Passage provided:
* * * * * * * * *

ISR(TIMER2_OVF_vect) {


    // now set up the next value
    // this loop takes roughly 172 cycles (214 including the push/pops) - we have 510, so roughly 50% of the processor going spare for non-audio tasks
    // the low pass filter also takes some cycles

    int outValue;

    // pointers:
    // X = oscillator phase accumulator
    // Y = oscillator step and volume
    // Z = wave pos - needs to add to base
    int tempStep=0;
    char tempPhaseLow=0,tempVolume=0;
    int tempWaveBase=0;
    asm  volatile (
    "ldi %A[outValue],0" "\n\t"
    "ldi %B[outValue],0" "\n\t"
    // oscillator 0
    // uncomment the code below to check
    // that registers aren't getting double assigned
/*    "lds %A[outValue],0x00" "\n\t"
    "lds %B[outValue],0x01" "\n\t"
    "lds %A[tempPhaseLow],0x02" "\n\t"
//    "lds %B[tempPhase],0x03" "\n\t"

* * * * * * * * *

Prompt A: In the records, copy the part that opens with the line containing "cell-r2c8[interactable] <box>384 59" and closes with the line containing "cell-r7c4[interactable]: 4 <box>169", swapping "interactable" for "clickable" and leaving all else unchanged. Give only those lines.

* * * * * * * * *

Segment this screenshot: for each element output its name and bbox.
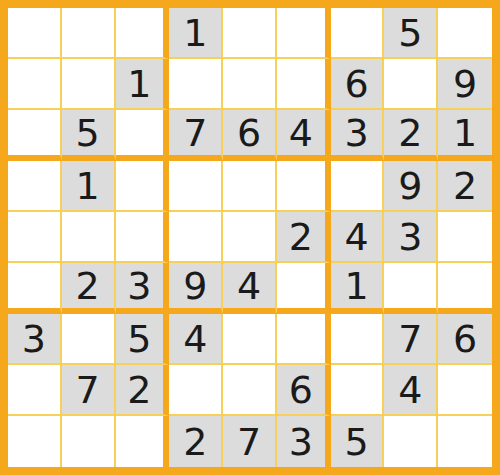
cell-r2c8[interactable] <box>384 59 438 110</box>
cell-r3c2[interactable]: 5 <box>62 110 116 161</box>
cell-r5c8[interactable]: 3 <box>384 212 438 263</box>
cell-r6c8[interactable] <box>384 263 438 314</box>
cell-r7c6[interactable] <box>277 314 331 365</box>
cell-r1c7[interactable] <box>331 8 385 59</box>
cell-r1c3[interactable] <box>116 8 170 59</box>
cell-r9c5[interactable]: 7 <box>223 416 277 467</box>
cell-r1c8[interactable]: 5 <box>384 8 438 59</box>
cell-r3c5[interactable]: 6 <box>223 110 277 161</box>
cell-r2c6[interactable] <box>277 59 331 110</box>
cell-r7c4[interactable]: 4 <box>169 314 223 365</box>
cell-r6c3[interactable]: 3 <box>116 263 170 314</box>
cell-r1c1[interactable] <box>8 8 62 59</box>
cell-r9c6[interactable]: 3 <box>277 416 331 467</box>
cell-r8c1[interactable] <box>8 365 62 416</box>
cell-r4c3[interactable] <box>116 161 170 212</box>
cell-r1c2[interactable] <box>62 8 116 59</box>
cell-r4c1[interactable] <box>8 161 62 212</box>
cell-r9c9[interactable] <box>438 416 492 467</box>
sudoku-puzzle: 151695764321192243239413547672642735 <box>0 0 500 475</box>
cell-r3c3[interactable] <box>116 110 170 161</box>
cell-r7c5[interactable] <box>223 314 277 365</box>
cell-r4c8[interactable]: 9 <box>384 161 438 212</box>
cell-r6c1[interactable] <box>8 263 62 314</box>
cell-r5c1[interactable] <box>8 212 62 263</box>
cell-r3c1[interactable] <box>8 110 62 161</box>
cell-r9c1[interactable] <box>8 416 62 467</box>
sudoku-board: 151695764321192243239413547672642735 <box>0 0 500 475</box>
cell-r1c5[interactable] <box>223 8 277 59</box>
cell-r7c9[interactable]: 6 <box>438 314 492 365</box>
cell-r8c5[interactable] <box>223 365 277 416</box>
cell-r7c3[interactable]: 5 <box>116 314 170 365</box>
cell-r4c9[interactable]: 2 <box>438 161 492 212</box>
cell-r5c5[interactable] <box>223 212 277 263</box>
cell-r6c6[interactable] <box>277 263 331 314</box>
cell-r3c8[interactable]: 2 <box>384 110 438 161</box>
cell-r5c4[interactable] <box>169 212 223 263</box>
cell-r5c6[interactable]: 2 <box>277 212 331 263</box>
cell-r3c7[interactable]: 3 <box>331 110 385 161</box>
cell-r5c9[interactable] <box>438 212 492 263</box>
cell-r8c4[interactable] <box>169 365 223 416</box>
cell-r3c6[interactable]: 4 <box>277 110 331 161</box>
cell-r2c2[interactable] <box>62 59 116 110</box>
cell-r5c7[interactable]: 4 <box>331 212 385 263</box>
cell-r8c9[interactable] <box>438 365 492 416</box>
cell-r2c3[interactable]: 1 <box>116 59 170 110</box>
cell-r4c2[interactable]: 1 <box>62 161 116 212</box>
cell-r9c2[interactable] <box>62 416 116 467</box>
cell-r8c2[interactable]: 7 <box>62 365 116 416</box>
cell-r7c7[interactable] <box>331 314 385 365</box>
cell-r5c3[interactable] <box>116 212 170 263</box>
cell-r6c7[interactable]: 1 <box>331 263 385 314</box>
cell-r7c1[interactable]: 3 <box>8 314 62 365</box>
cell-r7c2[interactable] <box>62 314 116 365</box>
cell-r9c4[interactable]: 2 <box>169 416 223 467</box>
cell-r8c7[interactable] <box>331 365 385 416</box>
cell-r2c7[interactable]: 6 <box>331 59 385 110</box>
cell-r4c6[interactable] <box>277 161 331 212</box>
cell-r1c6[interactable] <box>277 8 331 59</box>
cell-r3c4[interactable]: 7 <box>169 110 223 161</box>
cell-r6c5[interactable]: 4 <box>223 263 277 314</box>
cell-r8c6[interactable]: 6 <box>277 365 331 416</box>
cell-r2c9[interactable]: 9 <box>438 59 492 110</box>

* * * * * * * * *

Prompt B:
Answer these from the timer interrupt code:
(i) How many cycles does the loop take, including the push/pops?
(ii) Which pointer is the oscillator phase accumulator?
(iii) What does the Y pointer hold?

Written answer A:
cell-r2c8[clickable] <box>384 59 438 110</box>
cell-r3c2[clickable]: 5 <box>62 110 116 161</box>
cell-r5c8[clickable]: 3 <box>384 212 438 263</box>
cell-r6c8[clickable] <box>384 263 438 314</box>
cell-r7c6[clickable] <box>277 314 331 365</box>
cell-r1c7[clickable] <box>331 8 385 59</box>
cell-r1c3[clickable] <box>116 8 170 59</box>
cell-r9c5[clickable]: 7 <box>223 416 277 467</box>
cell-r1c8[clickable]: 5 <box>384 8 438 59</box>
cell-r3c5[clickable]: 6 <box>223 110 277 161</box>
cell-r2c6[clickable] <box>277 59 331 110</box>
cell-r7c4[clickable]: 4 <box>169 314 223 365</box>

Written answer B:
(i) Roughly 214 cycles.
(ii) X.
(iii) The oscillator step and volume.